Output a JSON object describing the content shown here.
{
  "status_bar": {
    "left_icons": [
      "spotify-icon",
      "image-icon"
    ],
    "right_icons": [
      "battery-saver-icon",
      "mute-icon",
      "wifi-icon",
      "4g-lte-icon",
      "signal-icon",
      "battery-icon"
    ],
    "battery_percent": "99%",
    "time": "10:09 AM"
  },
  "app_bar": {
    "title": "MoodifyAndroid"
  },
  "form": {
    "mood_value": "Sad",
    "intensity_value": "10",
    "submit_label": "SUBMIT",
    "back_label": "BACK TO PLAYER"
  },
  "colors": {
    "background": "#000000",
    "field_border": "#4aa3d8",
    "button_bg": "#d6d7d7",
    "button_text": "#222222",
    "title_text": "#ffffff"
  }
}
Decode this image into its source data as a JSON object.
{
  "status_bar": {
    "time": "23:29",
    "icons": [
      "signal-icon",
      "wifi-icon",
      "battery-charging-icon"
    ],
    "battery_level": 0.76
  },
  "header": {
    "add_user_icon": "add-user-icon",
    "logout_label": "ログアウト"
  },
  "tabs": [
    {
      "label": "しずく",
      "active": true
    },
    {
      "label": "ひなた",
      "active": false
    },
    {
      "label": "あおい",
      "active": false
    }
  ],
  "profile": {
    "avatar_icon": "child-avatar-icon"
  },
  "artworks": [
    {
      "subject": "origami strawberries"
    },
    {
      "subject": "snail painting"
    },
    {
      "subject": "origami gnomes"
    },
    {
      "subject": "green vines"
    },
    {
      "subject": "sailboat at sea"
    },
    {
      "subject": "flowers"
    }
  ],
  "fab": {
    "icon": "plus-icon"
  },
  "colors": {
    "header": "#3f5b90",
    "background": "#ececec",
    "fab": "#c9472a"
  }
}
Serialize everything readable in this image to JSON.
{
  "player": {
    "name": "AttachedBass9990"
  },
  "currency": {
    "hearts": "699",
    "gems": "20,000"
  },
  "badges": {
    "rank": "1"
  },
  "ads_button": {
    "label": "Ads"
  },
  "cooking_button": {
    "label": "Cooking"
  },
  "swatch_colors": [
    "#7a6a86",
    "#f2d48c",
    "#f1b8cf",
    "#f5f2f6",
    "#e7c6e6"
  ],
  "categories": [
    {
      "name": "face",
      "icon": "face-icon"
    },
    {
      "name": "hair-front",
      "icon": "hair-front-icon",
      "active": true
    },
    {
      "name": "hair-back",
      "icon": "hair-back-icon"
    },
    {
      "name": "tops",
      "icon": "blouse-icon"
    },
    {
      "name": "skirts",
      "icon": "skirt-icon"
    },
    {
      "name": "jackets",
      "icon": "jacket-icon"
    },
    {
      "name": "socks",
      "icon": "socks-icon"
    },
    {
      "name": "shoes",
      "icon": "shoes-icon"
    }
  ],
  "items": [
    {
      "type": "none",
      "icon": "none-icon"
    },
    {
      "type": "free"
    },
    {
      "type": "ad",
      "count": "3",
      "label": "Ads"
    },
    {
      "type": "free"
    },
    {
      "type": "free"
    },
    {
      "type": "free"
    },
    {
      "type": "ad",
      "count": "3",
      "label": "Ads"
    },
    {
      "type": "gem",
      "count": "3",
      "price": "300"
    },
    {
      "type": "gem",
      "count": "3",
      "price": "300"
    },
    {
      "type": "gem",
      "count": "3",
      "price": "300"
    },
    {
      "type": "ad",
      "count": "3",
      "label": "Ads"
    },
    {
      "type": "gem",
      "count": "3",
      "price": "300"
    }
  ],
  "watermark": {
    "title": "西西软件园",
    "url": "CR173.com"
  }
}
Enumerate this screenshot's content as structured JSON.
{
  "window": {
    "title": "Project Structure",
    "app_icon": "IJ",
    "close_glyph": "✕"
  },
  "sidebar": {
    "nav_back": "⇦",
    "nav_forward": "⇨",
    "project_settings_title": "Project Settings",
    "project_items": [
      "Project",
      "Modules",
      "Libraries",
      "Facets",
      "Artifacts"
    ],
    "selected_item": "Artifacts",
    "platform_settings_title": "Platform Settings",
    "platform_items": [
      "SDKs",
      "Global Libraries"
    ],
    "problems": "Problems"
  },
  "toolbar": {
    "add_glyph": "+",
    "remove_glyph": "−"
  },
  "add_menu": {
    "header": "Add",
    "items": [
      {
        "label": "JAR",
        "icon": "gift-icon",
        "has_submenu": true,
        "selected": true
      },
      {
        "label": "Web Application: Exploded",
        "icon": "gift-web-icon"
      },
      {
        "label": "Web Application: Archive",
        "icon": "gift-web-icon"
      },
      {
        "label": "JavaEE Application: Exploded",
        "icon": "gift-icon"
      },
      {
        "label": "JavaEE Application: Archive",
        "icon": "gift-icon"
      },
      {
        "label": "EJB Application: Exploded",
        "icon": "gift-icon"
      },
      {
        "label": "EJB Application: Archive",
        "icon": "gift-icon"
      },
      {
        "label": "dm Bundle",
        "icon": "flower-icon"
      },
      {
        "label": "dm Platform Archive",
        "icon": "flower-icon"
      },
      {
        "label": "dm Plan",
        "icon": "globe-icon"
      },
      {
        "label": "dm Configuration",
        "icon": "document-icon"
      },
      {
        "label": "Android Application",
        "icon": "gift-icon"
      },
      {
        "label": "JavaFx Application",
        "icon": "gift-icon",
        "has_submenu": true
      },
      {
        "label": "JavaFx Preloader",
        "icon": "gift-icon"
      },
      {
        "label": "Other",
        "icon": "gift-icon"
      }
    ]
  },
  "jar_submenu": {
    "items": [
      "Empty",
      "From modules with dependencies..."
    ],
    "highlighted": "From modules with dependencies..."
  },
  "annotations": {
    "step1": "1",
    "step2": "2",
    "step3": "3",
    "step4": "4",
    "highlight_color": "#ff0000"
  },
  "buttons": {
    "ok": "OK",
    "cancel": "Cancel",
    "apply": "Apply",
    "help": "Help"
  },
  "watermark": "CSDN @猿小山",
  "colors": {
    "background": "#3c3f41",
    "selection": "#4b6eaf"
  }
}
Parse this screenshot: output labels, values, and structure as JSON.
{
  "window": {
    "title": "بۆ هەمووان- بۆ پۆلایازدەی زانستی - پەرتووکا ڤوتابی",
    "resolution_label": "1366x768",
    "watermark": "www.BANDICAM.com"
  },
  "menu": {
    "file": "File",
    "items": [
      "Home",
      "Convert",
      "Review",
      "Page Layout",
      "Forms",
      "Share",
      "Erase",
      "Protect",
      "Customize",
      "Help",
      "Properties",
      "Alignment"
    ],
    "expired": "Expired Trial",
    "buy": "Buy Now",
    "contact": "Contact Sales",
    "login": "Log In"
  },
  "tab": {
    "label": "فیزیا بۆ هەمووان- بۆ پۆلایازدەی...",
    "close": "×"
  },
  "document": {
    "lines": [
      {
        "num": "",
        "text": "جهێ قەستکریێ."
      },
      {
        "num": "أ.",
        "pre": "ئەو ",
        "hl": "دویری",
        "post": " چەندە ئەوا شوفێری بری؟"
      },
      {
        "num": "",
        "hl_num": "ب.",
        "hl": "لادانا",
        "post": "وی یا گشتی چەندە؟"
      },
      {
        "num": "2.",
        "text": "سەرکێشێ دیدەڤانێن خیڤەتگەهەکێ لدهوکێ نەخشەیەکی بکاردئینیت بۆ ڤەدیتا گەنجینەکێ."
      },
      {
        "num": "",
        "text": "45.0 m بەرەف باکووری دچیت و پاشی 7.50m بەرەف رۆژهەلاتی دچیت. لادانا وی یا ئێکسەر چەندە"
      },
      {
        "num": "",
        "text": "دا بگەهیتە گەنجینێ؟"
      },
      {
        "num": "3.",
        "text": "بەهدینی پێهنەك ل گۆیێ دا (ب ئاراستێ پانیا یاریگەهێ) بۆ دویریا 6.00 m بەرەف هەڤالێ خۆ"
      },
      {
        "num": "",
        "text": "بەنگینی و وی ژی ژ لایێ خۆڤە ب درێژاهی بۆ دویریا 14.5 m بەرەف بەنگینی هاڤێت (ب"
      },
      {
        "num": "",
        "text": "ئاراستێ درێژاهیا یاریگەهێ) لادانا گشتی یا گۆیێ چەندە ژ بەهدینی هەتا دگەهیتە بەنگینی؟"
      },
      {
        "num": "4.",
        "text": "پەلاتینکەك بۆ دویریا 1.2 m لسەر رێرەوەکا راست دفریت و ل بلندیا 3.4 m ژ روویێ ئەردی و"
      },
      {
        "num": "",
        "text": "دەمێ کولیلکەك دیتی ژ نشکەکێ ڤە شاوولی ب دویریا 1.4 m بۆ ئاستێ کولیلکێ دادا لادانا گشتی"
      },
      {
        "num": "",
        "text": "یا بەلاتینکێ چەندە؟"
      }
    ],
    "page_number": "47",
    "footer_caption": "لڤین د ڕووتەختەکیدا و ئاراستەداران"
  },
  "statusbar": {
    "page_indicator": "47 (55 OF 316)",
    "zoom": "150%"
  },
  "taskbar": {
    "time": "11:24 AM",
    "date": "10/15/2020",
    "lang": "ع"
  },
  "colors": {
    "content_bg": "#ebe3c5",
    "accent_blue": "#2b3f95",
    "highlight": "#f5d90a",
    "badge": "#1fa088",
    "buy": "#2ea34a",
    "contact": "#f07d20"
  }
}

__What to work on__.
Extract lines where the string "true" occurs.

__Output__.
      "active": true
      "active": true
        "has_submenu": true,
        "selected": true
        "has_submenu": true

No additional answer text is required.